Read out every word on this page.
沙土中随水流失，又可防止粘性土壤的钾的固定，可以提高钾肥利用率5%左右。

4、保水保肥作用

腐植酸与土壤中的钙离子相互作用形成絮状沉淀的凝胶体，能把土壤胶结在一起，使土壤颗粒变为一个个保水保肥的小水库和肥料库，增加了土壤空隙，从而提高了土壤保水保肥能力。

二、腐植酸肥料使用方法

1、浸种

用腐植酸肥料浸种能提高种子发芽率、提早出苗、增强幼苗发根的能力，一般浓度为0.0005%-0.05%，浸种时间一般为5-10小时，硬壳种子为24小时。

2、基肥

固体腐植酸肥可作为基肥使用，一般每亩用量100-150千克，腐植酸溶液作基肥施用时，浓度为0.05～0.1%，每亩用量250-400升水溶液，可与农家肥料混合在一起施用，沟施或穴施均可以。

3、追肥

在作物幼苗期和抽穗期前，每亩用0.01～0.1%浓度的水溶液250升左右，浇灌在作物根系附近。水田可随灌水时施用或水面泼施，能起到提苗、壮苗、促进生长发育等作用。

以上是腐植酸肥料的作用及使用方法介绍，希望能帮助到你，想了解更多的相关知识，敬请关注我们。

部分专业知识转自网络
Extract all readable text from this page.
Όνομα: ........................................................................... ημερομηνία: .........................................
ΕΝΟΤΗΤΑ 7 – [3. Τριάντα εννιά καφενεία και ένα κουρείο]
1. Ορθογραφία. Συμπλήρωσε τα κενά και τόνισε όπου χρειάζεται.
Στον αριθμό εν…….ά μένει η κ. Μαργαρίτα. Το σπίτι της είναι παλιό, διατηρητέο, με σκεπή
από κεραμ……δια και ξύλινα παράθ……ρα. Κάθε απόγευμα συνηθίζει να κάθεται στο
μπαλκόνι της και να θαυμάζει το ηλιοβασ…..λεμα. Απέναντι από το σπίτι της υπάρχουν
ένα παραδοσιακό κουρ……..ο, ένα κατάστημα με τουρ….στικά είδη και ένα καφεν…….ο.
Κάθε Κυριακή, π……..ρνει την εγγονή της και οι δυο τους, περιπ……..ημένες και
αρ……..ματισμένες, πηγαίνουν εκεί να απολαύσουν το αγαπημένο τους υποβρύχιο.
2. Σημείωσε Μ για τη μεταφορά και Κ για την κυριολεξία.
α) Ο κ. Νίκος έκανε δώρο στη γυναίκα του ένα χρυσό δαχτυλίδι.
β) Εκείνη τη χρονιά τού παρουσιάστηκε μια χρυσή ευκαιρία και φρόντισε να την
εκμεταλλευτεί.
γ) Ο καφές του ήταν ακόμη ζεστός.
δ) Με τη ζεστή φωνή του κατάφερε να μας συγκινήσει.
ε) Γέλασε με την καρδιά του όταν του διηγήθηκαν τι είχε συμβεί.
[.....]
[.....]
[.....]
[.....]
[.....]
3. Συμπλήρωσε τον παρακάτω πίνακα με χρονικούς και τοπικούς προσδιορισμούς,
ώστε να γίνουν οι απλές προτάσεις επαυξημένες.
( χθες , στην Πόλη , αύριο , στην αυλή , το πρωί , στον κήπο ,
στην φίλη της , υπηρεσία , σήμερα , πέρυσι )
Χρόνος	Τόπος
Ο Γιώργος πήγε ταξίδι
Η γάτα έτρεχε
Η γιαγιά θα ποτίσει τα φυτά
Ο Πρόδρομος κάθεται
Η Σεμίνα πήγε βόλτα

» Set problem
Copy down every line of the entries containing the word "πήγε".

» Finished answer
Ο Γιώργος πήγε ταξίδι
Η Σεμίνα πήγε βόλτα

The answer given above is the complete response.